◆ Written exercise:
Copy out the lines from the first one through the line containing "candle-body (382, 339, 387, 345)", inclusive, reproducing each without any change.

◆ Layout annotation data:
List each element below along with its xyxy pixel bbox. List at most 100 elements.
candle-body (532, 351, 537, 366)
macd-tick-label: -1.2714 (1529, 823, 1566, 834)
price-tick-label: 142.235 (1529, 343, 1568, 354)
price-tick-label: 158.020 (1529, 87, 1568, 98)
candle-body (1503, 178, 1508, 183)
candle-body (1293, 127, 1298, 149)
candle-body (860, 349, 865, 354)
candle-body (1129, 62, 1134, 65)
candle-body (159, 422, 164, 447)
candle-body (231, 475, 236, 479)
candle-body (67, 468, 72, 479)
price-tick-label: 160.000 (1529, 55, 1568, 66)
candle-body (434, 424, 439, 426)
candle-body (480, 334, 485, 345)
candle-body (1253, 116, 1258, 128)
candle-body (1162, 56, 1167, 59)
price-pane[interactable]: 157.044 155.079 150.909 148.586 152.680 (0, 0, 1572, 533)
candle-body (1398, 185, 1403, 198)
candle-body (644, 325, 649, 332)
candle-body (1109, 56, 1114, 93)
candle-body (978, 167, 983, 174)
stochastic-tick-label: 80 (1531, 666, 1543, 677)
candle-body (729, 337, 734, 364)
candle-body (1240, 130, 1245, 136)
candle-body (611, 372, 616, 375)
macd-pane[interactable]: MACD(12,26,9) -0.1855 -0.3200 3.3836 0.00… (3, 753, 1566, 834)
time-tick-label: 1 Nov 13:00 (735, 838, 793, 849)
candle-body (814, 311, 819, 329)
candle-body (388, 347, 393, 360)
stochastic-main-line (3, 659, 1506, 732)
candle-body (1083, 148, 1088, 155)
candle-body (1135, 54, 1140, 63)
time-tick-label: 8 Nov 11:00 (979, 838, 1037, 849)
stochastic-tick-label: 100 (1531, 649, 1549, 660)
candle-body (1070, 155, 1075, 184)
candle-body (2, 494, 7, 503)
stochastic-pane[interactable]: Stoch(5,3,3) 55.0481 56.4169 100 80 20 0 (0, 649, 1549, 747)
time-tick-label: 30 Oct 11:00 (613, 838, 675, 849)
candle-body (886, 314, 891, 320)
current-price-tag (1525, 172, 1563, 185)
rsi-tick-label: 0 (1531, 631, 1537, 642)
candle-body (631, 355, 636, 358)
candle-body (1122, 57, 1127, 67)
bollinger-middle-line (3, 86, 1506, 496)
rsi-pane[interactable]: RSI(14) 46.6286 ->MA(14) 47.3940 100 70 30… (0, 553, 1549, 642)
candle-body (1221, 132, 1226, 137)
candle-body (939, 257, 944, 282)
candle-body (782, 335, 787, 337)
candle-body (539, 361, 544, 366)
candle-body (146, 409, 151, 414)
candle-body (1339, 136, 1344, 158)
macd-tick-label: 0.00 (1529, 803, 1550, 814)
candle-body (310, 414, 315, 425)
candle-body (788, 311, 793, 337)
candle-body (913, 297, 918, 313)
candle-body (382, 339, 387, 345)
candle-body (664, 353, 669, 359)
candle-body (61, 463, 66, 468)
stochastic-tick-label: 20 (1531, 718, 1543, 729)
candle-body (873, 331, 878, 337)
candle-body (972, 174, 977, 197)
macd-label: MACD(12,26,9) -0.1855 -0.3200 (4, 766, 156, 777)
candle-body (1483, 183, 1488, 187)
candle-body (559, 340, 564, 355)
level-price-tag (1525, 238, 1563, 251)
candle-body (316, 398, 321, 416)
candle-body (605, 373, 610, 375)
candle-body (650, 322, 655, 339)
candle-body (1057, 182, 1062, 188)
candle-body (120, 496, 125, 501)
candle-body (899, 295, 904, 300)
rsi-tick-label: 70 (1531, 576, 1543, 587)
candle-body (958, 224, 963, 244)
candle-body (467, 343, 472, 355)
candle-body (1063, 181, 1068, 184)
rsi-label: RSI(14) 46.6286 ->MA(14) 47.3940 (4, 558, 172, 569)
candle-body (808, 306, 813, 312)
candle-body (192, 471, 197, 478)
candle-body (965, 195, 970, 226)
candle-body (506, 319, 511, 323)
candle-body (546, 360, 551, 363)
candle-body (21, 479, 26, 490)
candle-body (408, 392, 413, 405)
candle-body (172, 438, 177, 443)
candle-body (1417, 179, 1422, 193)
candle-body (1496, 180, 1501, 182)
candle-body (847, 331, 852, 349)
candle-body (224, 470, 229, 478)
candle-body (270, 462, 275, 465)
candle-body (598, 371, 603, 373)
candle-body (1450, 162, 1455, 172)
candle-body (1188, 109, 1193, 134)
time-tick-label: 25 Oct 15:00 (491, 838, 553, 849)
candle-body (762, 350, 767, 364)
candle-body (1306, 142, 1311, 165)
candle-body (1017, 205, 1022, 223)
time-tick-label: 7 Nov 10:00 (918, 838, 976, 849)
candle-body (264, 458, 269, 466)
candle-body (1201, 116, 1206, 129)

◆ Exercise answer:
List each element below along with its xyxy pixel bbox. List at most 100 elements.
candle-body (532, 351, 537, 366)
macd-tick-label: -1.2714 (1529, 823, 1566, 834)
price-tick-label: 142.235 (1529, 343, 1568, 354)
price-tick-label: 158.020 (1529, 87, 1568, 98)
candle-body (1503, 178, 1508, 183)
candle-body (1293, 127, 1298, 149)
candle-body (860, 349, 865, 354)
candle-body (1129, 62, 1134, 65)
candle-body (159, 422, 164, 447)
candle-body (231, 475, 236, 479)
candle-body (67, 468, 72, 479)
price-tick-label: 160.000 (1529, 55, 1568, 66)
candle-body (434, 424, 439, 426)
candle-body (480, 334, 485, 345)
candle-body (1253, 116, 1258, 128)
candle-body (1162, 56, 1167, 59)
price-pane[interactable]: 157.044 155.079 150.909 148.586 152.680 (0, 0, 1572, 533)
candle-body (1398, 185, 1403, 198)
candle-body (644, 325, 649, 332)
candle-body (1109, 56, 1114, 93)
candle-body (978, 167, 983, 174)
stochastic-tick-label: 80 (1531, 666, 1543, 677)
candle-body (729, 337, 734, 364)
candle-body (1240, 130, 1245, 136)
candle-body (611, 372, 616, 375)
macd-pane[interactable]: MACD(12,26,9) -0.1855 -0.3200 3.3836 0.00… (3, 753, 1566, 834)
time-tick-label: 1 Nov 13:00 (735, 838, 793, 849)
candle-body (814, 311, 819, 329)
candle-body (388, 347, 393, 360)
stochastic-main-line (3, 659, 1506, 732)
candle-body (1083, 148, 1088, 155)
candle-body (1135, 54, 1140, 63)
time-tick-label: 8 Nov 11:00 (979, 838, 1037, 849)
stochastic-tick-label: 100 (1531, 649, 1549, 660)
candle-body (1070, 155, 1075, 184)
candle-body (2, 494, 7, 503)
stochastic-pane[interactable]: Stoch(5,3,3) 55.0481 56.4169 100 80 20 0 (0, 649, 1549, 747)
time-tick-label: 30 Oct 11:00 (613, 838, 675, 849)
candle-body (886, 314, 891, 320)
current-price-tag (1525, 172, 1563, 185)
rsi-tick-label: 0 (1531, 631, 1537, 642)
candle-body (631, 355, 636, 358)
candle-body (1122, 57, 1127, 67)
bollinger-middle-line (3, 86, 1506, 496)
rsi-pane[interactable]: RSI(14) 46.6286 ->MA(14) 47.3940 100 70 30… (0, 553, 1549, 642)
candle-body (1221, 132, 1226, 137)
candle-body (939, 257, 944, 282)
candle-body (782, 335, 787, 337)
candle-body (539, 361, 544, 366)
candle-body (146, 409, 151, 414)
candle-body (1339, 136, 1344, 158)
macd-tick-label: 0.00 (1529, 803, 1550, 814)
candle-body (310, 414, 315, 425)
candle-body (788, 311, 793, 337)
candle-body (913, 297, 918, 313)
candle-body (382, 339, 387, 345)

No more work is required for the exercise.